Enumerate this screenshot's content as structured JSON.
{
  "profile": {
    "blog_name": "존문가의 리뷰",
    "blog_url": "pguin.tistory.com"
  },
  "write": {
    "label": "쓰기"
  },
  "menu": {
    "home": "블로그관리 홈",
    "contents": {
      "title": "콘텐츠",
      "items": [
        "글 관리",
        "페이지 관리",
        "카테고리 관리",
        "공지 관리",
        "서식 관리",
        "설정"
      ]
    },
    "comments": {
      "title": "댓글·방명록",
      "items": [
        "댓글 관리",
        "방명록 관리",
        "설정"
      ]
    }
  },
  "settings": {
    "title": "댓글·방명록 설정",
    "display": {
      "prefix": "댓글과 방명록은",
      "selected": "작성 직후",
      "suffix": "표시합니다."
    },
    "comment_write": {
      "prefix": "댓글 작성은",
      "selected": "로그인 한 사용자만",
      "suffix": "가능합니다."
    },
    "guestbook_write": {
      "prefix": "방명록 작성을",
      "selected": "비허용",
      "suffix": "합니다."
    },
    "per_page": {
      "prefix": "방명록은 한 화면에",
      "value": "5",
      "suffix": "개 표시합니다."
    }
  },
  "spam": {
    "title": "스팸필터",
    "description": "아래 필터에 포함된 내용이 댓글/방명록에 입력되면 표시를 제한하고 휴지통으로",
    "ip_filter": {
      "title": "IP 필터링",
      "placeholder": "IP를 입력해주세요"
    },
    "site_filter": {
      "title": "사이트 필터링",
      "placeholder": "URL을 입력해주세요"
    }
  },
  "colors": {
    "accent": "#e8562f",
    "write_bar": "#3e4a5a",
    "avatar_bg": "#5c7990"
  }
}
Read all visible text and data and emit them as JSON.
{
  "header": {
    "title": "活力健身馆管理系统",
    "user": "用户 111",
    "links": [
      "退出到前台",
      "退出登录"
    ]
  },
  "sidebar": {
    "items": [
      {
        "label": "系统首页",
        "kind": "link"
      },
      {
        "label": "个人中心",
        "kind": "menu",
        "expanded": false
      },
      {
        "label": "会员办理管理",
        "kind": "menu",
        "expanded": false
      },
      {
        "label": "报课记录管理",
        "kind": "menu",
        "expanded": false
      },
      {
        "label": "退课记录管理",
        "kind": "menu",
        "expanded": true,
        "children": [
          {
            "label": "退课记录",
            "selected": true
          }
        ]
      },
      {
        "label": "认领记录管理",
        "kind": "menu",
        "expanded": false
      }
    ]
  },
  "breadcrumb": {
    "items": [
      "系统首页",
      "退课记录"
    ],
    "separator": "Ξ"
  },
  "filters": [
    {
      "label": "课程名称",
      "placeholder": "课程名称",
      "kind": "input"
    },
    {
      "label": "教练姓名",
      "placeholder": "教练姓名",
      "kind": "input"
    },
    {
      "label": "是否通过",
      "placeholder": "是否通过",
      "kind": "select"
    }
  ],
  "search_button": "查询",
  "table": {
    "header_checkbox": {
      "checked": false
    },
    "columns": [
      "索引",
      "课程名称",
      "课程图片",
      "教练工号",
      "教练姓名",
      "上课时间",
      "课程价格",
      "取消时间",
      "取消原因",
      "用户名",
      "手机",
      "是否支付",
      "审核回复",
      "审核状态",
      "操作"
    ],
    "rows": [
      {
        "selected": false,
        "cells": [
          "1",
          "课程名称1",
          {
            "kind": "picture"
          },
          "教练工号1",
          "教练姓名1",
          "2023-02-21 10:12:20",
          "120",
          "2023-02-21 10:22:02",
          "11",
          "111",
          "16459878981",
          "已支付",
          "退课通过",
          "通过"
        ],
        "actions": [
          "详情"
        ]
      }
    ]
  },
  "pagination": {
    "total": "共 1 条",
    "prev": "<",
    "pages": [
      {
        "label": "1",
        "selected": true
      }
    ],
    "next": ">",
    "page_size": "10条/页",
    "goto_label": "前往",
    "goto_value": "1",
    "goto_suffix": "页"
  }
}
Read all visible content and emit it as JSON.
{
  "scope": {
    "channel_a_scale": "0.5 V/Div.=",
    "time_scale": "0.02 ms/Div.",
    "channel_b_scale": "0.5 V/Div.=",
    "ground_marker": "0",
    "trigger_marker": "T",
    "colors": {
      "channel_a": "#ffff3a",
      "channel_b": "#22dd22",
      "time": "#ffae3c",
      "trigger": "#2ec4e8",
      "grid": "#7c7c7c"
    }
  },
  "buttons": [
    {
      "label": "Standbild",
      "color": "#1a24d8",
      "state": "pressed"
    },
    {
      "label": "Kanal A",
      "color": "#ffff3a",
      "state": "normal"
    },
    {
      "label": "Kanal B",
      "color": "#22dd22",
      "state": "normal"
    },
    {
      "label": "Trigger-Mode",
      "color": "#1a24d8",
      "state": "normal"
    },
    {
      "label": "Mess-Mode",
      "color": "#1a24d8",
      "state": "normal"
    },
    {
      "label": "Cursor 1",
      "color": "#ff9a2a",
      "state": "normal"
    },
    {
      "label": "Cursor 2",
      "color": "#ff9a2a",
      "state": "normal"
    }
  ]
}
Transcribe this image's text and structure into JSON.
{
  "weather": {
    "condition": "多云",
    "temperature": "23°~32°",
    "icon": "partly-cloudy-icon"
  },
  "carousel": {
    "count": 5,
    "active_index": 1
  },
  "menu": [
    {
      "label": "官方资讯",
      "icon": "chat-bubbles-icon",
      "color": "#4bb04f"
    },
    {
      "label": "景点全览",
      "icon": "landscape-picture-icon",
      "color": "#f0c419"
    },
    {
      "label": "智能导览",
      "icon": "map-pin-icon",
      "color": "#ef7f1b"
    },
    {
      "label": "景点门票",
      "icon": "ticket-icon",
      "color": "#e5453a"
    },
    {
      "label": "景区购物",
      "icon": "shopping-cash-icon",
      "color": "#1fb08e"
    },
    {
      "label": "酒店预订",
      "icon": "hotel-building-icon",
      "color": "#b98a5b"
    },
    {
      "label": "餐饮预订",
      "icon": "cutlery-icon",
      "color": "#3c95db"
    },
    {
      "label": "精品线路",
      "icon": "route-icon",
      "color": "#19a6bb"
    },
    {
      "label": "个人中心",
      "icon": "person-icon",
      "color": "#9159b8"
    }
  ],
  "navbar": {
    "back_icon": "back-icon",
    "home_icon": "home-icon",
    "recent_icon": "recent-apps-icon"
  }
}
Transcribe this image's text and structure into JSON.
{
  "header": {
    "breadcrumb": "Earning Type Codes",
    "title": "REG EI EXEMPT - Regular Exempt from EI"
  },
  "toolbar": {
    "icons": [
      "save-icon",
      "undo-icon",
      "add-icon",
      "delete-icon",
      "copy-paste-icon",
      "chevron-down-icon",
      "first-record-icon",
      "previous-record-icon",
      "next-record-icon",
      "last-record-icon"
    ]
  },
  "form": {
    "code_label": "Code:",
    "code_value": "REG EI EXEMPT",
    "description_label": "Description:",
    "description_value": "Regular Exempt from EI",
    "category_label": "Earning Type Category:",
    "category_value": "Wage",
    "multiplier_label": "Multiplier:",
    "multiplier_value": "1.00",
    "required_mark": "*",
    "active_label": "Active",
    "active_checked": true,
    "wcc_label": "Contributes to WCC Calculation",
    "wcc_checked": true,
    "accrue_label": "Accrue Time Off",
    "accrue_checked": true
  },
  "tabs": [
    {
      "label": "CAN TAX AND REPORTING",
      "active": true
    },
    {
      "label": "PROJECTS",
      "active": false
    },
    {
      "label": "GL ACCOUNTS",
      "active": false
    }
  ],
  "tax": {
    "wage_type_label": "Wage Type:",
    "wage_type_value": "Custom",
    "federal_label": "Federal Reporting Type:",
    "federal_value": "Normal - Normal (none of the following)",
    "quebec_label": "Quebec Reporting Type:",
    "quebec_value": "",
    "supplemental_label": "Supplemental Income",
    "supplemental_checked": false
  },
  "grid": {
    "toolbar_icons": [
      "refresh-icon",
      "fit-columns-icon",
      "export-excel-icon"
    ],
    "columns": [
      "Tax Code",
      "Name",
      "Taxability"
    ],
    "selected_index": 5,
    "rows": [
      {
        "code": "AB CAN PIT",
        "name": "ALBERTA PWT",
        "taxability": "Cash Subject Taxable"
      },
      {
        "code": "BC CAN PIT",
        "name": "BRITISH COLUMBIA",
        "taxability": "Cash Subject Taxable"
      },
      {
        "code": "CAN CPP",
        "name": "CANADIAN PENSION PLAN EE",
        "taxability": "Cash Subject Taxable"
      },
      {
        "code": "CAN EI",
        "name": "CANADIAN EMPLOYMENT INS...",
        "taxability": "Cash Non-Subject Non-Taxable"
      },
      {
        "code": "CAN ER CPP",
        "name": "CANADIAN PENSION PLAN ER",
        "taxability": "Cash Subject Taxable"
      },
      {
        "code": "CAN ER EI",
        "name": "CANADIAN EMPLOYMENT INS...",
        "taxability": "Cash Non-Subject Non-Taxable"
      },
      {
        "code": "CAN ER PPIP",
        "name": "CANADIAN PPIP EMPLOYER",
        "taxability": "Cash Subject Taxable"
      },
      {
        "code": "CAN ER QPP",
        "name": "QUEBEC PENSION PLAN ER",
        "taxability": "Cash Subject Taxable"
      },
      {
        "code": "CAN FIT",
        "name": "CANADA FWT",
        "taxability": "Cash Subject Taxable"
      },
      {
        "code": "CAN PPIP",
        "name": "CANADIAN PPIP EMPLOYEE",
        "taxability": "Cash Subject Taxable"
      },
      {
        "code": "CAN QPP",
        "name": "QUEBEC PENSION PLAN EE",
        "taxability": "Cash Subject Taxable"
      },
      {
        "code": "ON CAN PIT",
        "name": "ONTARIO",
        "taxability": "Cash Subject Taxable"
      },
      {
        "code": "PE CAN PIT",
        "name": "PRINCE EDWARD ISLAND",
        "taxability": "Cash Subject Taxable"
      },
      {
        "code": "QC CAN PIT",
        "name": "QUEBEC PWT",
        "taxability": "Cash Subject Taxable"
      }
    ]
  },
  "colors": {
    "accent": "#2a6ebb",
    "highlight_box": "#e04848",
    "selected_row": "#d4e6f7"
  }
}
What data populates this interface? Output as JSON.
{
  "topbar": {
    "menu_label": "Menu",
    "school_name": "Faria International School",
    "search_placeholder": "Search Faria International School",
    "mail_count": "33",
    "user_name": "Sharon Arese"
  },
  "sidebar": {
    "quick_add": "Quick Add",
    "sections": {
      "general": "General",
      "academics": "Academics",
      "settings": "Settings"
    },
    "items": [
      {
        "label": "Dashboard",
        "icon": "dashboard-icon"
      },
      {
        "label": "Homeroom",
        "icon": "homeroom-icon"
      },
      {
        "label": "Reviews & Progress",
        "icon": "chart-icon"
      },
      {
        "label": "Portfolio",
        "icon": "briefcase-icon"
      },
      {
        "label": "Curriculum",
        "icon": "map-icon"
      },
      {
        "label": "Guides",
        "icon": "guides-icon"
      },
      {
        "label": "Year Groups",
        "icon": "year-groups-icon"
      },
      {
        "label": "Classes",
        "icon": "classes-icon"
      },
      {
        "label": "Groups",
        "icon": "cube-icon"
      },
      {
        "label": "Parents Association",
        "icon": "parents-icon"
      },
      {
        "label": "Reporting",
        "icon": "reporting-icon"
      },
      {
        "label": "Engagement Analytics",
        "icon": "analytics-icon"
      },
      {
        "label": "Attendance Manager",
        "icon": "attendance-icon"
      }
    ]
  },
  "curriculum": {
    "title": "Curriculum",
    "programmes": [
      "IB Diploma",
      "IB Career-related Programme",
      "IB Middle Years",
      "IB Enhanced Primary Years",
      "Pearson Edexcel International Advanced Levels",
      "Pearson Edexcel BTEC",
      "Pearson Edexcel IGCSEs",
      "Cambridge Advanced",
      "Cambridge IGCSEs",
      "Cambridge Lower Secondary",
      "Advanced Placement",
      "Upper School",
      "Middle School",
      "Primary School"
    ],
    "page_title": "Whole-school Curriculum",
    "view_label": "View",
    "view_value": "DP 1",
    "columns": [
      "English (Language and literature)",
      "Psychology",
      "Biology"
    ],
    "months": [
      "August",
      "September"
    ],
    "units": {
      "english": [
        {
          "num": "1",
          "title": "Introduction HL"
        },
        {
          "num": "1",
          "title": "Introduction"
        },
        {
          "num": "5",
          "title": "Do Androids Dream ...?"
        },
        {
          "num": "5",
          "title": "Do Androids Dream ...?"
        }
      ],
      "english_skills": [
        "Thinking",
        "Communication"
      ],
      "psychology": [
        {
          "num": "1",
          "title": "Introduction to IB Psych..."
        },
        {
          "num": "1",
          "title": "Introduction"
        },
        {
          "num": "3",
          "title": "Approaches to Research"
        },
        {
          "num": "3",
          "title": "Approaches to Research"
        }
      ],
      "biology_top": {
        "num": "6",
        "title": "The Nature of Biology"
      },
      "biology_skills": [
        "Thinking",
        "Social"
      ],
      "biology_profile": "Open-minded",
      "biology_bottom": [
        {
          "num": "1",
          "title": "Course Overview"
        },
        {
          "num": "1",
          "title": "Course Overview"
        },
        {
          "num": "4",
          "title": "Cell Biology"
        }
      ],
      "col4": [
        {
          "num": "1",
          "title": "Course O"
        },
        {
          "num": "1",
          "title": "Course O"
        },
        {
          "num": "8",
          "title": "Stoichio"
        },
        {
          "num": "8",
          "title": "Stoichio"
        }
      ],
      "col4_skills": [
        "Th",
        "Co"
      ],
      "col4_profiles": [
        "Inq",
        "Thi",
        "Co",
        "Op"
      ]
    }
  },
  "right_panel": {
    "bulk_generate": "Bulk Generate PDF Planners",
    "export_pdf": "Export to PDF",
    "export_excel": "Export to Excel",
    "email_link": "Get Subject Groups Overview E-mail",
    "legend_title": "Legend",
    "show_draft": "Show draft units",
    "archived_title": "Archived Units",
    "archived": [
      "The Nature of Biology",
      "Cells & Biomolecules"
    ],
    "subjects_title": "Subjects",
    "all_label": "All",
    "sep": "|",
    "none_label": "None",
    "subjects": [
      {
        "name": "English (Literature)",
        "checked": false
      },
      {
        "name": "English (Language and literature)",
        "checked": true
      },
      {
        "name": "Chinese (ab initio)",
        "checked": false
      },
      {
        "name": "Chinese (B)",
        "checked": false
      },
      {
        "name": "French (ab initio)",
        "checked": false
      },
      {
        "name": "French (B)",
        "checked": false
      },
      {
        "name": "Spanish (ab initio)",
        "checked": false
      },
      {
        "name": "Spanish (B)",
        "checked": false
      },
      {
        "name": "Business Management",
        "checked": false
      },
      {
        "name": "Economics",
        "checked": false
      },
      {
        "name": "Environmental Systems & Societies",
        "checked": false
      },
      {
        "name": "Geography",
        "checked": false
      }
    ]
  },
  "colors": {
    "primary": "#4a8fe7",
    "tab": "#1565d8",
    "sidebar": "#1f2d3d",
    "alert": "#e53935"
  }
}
= = = = = = =
**WRITTEN PROBLEM**
In the entries above, identify each line that includes the string "true", then copy it.

**OUTPUT**
        "expanded": true,
            "selected": true
        "selected": true
    "active_checked": true,
    "wcc_checked": true,
    "accrue_checked": true
      "active": true
        "checked": true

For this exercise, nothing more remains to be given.